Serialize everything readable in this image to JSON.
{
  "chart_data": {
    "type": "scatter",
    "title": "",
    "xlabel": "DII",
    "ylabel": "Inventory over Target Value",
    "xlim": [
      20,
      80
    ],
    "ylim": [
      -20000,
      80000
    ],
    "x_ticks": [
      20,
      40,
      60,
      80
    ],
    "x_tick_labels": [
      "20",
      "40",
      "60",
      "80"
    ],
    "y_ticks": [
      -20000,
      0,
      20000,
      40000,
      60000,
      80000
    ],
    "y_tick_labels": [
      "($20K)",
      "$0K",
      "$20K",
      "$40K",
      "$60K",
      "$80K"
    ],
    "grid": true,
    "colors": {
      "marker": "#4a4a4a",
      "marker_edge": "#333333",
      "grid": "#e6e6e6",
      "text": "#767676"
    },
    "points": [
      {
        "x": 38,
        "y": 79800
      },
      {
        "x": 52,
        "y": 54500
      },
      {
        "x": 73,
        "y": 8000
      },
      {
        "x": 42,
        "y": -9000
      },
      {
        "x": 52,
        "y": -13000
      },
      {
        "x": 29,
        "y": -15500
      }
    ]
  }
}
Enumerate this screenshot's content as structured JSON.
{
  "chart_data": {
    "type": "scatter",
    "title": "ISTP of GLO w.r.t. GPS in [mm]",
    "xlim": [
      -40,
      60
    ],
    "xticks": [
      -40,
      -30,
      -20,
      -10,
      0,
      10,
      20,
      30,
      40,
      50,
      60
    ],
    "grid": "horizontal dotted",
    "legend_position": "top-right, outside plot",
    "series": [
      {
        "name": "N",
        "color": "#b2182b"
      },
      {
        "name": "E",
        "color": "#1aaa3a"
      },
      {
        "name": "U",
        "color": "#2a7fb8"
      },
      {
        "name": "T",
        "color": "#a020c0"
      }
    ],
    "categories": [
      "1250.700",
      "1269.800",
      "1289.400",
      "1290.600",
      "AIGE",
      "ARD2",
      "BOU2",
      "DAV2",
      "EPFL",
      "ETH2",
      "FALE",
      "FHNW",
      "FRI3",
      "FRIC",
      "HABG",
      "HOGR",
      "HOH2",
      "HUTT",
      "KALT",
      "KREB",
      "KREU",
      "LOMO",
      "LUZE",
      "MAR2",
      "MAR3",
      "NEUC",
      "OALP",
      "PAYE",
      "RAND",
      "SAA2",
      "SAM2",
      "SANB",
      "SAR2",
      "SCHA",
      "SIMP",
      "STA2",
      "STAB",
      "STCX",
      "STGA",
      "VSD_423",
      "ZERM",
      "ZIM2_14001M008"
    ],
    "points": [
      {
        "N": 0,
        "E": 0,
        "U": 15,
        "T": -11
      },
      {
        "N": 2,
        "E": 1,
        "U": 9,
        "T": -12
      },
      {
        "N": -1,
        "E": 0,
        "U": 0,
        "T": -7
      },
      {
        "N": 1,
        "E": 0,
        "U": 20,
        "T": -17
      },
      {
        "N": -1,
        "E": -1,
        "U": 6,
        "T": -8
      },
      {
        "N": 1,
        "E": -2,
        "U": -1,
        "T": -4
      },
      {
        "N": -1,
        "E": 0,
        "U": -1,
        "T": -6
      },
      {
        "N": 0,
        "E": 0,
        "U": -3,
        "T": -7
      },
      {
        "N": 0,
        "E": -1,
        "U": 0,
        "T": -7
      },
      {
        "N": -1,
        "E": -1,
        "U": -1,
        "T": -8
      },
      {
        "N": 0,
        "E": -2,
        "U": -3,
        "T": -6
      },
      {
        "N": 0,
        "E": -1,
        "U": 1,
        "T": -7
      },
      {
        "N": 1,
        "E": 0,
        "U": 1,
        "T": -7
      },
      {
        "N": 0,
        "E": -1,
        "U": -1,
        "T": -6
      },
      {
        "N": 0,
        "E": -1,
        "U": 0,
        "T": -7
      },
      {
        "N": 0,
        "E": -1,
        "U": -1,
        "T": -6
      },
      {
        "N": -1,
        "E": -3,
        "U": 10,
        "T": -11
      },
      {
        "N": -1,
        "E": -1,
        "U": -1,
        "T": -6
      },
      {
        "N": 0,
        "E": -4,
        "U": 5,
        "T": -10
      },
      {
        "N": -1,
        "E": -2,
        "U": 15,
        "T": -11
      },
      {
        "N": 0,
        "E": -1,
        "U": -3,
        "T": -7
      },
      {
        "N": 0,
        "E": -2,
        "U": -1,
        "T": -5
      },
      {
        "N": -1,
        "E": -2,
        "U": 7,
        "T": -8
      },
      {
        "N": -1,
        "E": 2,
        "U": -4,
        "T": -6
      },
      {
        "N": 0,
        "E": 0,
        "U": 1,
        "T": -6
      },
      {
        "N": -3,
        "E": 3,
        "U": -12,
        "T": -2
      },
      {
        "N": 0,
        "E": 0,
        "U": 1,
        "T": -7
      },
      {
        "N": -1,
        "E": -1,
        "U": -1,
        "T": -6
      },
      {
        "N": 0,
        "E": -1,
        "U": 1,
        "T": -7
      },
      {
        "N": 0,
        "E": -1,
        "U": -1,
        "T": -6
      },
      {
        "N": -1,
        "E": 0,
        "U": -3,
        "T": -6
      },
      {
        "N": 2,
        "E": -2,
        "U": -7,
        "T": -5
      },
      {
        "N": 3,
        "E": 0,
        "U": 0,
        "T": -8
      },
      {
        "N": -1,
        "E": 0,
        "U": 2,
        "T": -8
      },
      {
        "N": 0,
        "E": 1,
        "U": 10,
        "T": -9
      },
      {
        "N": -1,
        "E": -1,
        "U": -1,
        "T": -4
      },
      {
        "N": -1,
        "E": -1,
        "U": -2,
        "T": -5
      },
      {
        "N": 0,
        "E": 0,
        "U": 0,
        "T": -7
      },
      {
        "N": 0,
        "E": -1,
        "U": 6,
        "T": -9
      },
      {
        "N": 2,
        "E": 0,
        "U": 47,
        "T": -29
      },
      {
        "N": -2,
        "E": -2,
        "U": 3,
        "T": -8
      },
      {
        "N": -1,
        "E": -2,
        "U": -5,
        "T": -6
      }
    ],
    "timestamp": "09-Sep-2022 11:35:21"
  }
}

(Your instructions): Scan the material above. Return every line containing the string "grid".

(Exercise output):
    "grid": true,
      "grid": "#e6e6e6",
    "grid": "horizontal dotted",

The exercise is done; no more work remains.